EXERCISE AIM »
Could you write out the records below exactly as they appear?

MATERIAL SUPPLIED »
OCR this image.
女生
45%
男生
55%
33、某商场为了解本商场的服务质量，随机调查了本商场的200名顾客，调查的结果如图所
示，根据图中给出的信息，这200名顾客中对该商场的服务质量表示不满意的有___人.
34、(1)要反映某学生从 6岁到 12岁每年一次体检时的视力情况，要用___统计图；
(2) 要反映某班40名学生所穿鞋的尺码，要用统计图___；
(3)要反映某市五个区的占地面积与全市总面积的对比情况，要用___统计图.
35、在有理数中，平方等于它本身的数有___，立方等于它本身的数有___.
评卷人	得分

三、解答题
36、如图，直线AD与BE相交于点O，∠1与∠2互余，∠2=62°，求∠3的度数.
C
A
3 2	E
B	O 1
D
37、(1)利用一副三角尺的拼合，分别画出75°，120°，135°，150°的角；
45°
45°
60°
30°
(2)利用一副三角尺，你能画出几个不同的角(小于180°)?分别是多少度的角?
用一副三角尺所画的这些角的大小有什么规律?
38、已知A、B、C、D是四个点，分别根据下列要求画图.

SOLUTION »
OCR this image.
女生
45%
男生
55%
33、某商场为了解本商场的服务质量，随机调查了本商场的200名顾客，调查的结果如图所
示，根据图中给出的信息，这200名顾客中对该商场的服务质量表示不满意的有___人.
34、(1)要反映某学生从 6岁到 12岁每年一次体检时的视力情况，要用___统计图；
(2) 要反映某班40名学生所穿鞋的尺码，要用统计图___；
(3)要反映某市五个区的占地面积与全市总面积的对比情况，要用___统计图.
35、在有理数中，平方等于它本身的数有___，立方等于它本身的数有___.
评卷人	得分

三、解答题
36、如图，直线AD与BE相交于点O，∠1与∠2互余，∠2=62°，求∠3的度数.
C
A
3 2	E
B	O 1
D
37、(1)利用一副三角尺的拼合，分别画出75°，120°，135°，150°的角；
45°
45°
60°
30°
(2)利用一副三角尺，你能画出几个不同的角(小于180°)?分别是多少度的角?
用一副三角尺所画的这些角的大小有什么规律?
38、已知A、B、C、D是四个点，分别根据下列要求画图.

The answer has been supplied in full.